* _SHORT EXERCISE_
Copy out all the lines in the records that include the word "Date".

—————

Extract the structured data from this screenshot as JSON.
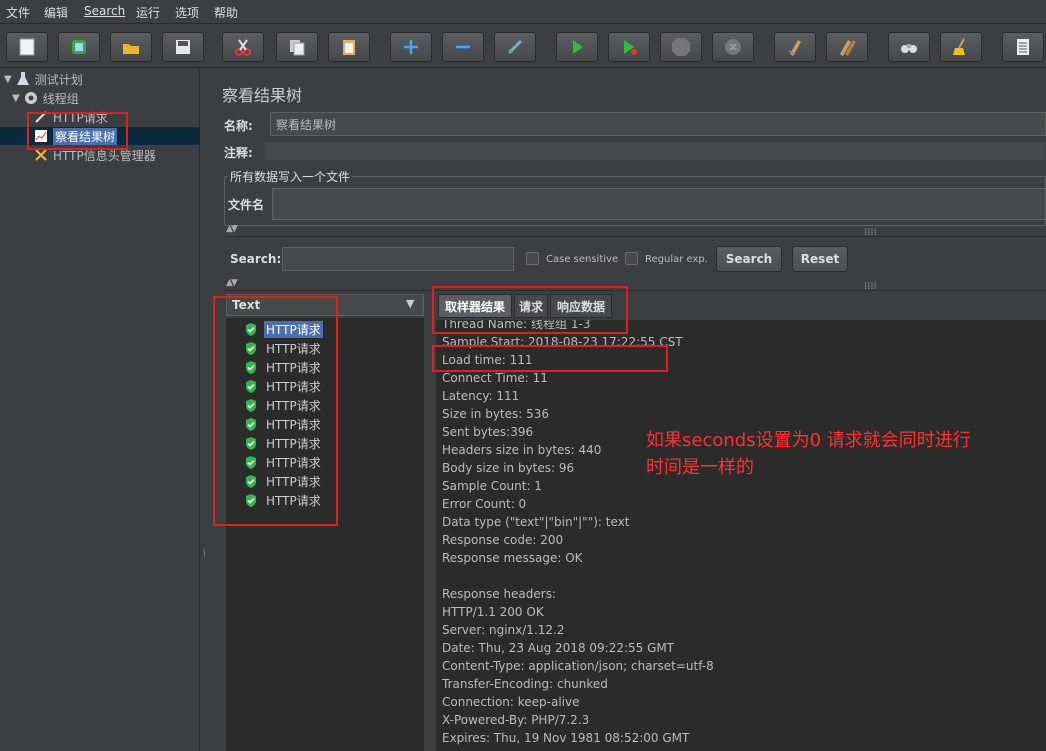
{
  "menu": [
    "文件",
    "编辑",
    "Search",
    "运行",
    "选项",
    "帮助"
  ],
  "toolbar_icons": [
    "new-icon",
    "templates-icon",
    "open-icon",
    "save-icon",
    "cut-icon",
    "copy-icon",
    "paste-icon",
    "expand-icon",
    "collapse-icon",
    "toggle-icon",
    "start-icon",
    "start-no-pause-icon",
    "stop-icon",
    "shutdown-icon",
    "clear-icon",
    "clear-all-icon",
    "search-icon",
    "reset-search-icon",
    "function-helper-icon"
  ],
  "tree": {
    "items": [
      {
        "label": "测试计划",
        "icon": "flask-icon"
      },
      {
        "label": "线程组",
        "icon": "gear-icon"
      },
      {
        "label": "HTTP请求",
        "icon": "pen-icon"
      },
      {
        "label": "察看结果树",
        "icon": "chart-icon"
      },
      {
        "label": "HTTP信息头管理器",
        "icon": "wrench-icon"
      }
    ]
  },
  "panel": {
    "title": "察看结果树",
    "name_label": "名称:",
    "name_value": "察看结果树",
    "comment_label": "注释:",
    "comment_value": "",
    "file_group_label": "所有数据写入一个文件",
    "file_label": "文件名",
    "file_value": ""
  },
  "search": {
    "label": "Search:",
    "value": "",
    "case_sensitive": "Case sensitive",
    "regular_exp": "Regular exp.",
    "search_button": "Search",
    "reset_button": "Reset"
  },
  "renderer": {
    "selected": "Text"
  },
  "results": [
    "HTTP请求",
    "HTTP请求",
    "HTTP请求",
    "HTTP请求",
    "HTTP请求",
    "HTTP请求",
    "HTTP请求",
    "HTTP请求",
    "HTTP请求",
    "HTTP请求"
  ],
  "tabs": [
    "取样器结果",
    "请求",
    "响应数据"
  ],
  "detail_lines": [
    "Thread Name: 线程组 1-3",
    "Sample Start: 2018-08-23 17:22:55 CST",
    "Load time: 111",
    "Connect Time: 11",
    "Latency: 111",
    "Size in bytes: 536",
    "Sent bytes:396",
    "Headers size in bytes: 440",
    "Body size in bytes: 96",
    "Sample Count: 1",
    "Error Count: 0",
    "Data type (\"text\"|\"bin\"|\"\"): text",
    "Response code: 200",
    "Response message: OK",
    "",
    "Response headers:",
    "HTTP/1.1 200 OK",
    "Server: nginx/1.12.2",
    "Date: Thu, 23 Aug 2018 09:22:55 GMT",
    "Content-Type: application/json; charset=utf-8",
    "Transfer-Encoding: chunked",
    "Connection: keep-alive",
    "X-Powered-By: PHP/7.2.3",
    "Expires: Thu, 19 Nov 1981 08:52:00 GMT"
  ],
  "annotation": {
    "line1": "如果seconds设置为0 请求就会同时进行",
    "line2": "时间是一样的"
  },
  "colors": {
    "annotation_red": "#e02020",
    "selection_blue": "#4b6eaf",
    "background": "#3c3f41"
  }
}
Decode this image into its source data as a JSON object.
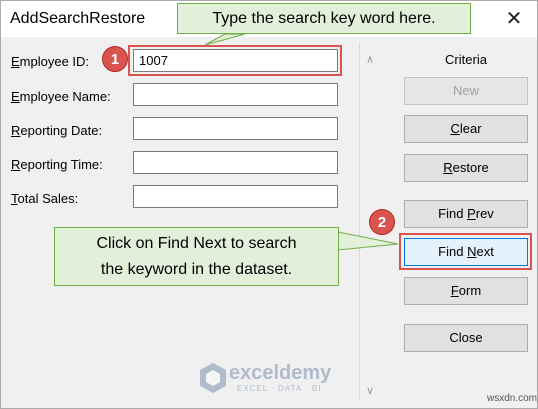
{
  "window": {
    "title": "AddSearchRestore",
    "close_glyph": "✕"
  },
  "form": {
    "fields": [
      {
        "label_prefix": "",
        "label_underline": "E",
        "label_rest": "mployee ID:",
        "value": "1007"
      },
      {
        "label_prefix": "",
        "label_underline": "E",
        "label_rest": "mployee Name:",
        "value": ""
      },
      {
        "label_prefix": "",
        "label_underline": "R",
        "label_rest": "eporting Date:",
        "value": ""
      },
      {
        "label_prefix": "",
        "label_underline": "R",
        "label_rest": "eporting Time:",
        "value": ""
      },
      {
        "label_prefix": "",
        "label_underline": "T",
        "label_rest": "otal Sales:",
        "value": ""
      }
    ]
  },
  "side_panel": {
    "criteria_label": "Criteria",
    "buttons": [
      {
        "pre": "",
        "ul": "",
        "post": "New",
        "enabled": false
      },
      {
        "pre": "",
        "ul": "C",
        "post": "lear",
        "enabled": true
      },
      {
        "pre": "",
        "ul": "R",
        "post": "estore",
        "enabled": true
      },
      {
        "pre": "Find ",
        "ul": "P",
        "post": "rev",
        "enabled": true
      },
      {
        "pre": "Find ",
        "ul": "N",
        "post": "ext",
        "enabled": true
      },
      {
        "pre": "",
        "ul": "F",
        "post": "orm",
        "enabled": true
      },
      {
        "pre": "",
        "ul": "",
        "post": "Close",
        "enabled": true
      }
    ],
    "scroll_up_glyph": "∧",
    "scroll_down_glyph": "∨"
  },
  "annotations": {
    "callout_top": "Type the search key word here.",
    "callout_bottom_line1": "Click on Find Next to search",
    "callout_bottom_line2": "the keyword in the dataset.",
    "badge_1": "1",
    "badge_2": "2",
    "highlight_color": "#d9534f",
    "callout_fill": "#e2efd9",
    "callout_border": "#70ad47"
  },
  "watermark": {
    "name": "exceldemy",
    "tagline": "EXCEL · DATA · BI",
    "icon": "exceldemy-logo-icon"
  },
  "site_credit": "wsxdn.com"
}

—————

* _EXERCISE SOLUTION_
    "Date: Thu, 23 Aug 2018 09:22:55 GMT",
        "label_rest": "eporting Date:",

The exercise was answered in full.